— BEGIN Data extract —
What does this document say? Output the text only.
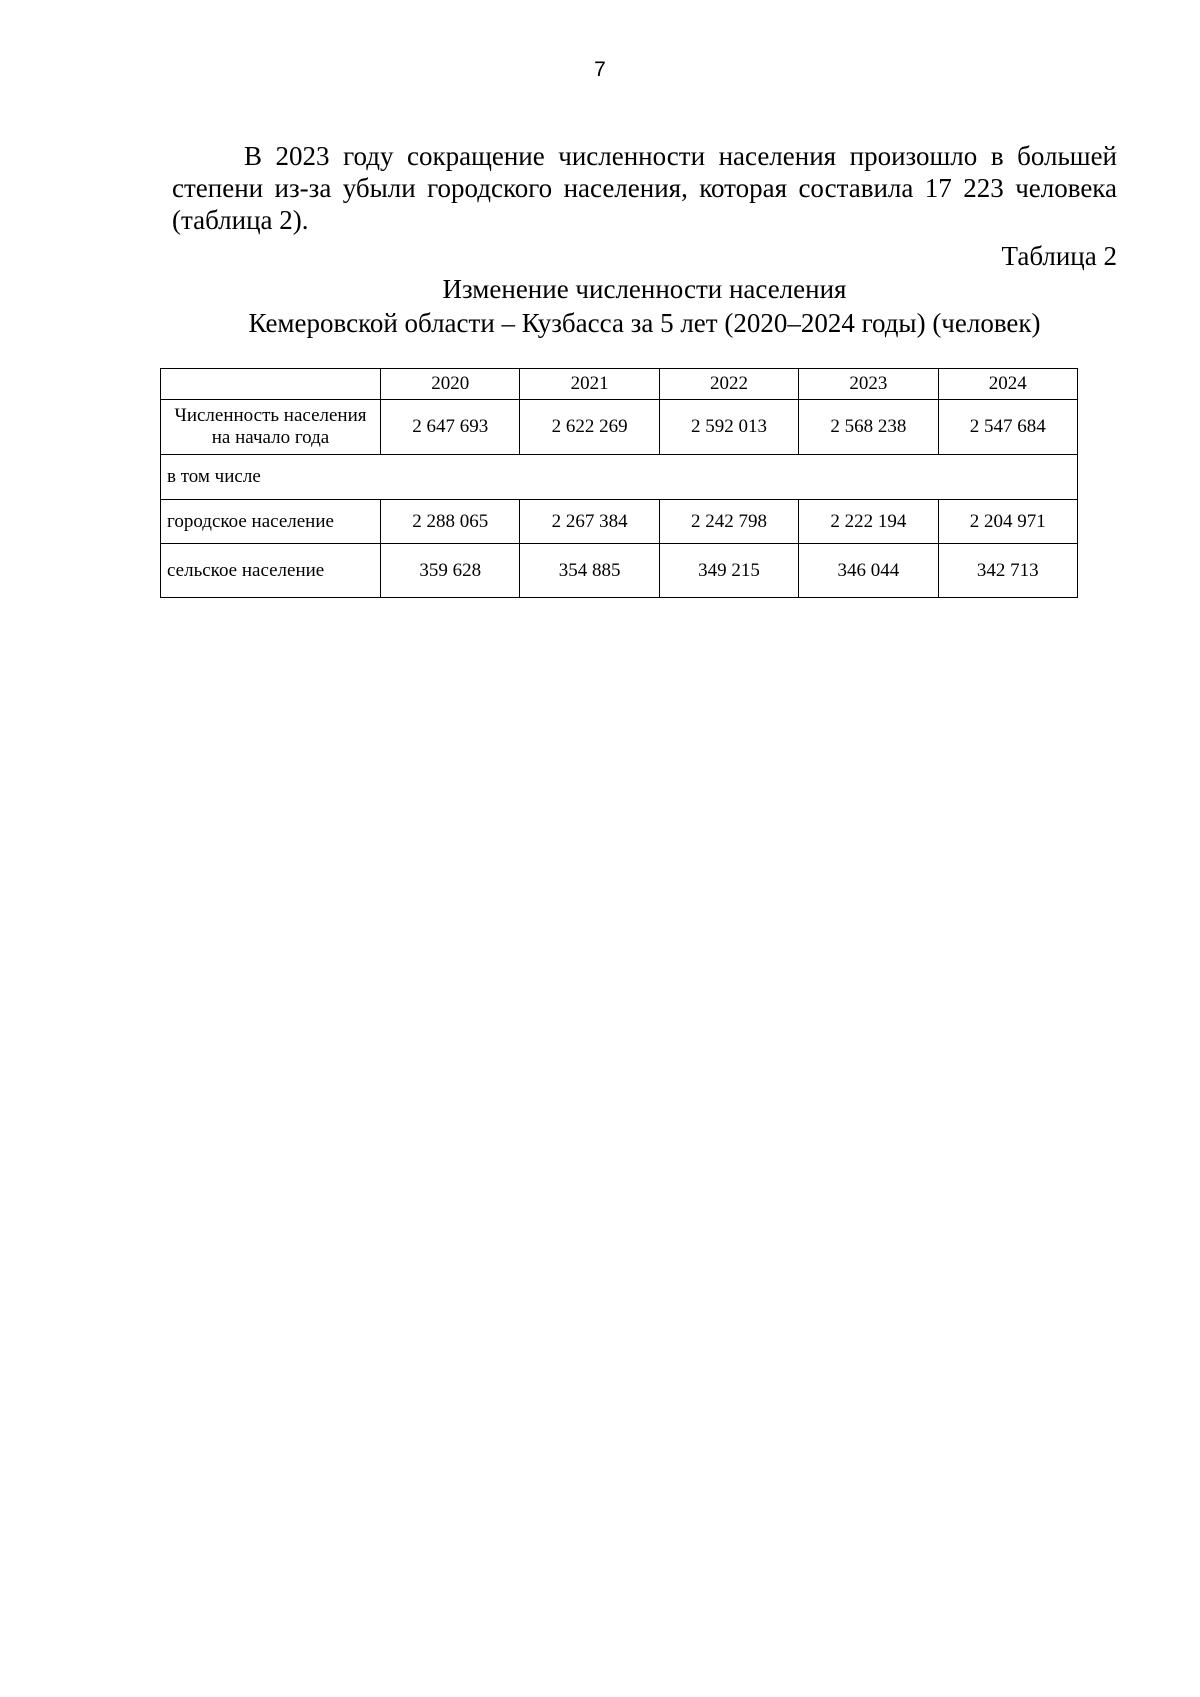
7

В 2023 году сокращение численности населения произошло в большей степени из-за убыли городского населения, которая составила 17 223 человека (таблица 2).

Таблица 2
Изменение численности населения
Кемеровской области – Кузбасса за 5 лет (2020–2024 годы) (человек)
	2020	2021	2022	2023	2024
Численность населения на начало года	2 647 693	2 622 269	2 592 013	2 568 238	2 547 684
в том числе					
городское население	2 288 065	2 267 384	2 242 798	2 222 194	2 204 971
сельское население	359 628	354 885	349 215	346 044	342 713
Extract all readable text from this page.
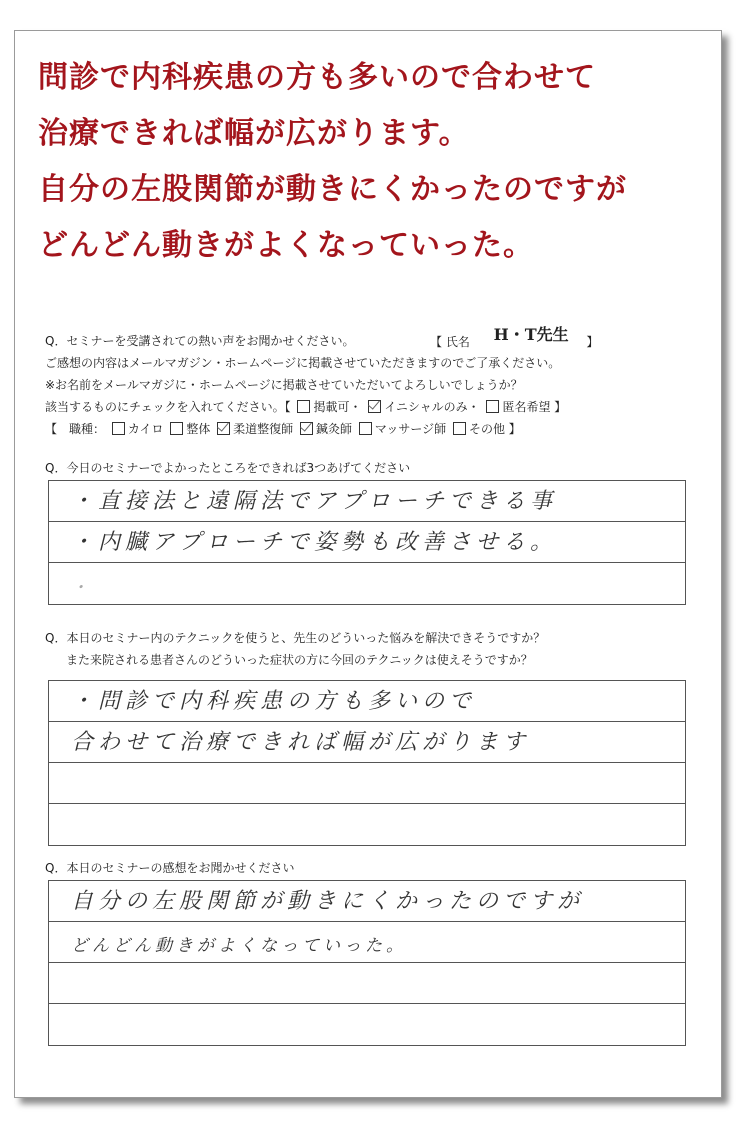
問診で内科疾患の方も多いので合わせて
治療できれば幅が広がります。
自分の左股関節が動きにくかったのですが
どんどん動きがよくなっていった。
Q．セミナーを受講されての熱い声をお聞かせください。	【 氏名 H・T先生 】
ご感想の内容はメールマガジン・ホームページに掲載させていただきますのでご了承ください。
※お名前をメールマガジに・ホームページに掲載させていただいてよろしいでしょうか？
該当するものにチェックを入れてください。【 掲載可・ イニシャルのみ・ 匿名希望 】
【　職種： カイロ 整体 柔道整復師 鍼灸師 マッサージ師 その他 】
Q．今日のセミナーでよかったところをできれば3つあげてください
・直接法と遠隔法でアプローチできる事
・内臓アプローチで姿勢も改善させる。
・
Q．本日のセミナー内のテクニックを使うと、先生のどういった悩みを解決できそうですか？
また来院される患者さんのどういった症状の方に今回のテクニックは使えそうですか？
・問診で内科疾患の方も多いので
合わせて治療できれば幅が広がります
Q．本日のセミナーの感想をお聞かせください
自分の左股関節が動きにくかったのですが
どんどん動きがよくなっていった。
— END Data extract —
— BEGIN Data extract —
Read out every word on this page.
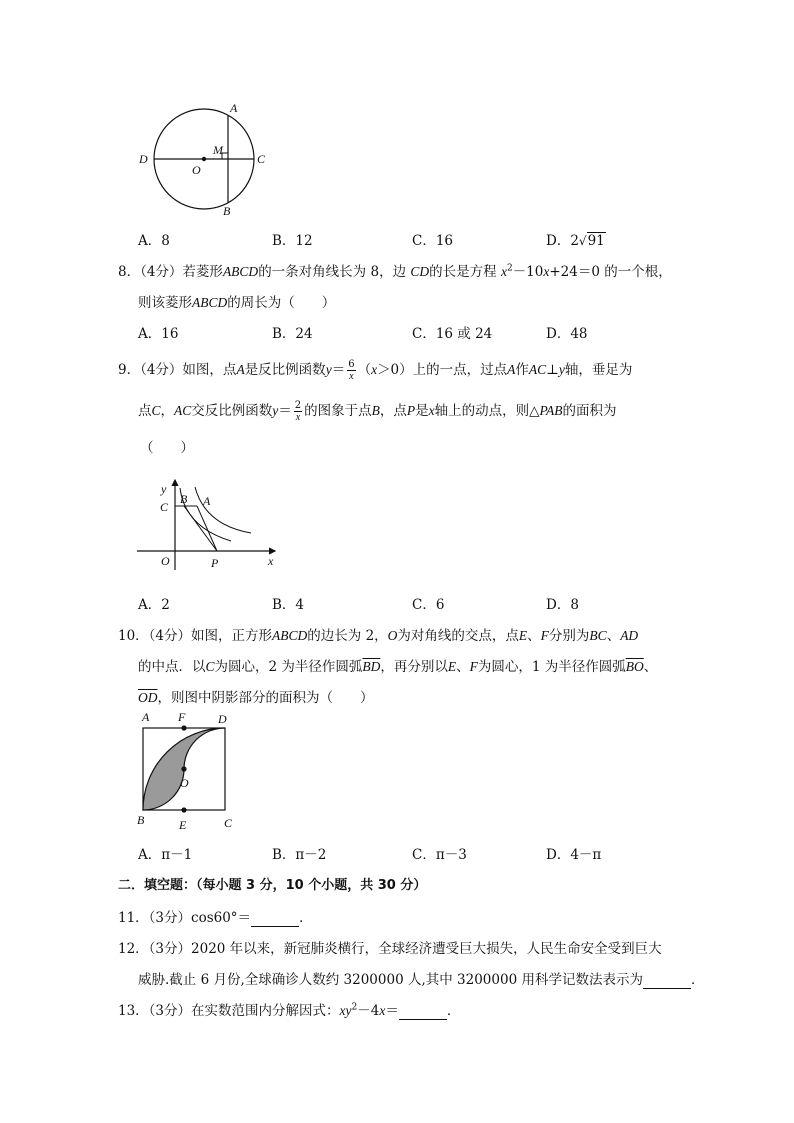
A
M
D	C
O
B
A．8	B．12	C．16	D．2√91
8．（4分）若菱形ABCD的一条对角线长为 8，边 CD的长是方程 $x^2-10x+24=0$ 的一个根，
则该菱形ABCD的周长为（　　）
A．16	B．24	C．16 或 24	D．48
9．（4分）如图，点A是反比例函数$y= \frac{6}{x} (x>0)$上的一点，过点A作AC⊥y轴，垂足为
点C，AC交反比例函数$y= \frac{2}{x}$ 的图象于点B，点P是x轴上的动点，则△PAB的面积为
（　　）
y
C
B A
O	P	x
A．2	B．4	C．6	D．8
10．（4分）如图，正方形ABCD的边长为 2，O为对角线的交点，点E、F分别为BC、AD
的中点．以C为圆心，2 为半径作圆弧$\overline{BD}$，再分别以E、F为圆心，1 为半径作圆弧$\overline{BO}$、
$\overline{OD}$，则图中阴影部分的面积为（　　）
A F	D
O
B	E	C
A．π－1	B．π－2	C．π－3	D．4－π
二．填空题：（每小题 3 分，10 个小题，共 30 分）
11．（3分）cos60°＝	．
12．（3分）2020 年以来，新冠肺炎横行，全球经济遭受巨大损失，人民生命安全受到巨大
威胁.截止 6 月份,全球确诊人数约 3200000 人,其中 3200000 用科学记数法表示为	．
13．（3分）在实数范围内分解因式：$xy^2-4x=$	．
— END Data extract —
Task to carry out → Copy every line of the material in which the word "overline" occurs.

Exercise result →
的中点．以C为圆心，2 为半径作圆弧$\overline{BD}$，再分别以E、F为圆心，1 为半径作圆弧$\overline{BO}$、
$\overline{OD}$，则图中阴影部分的面积为（　　）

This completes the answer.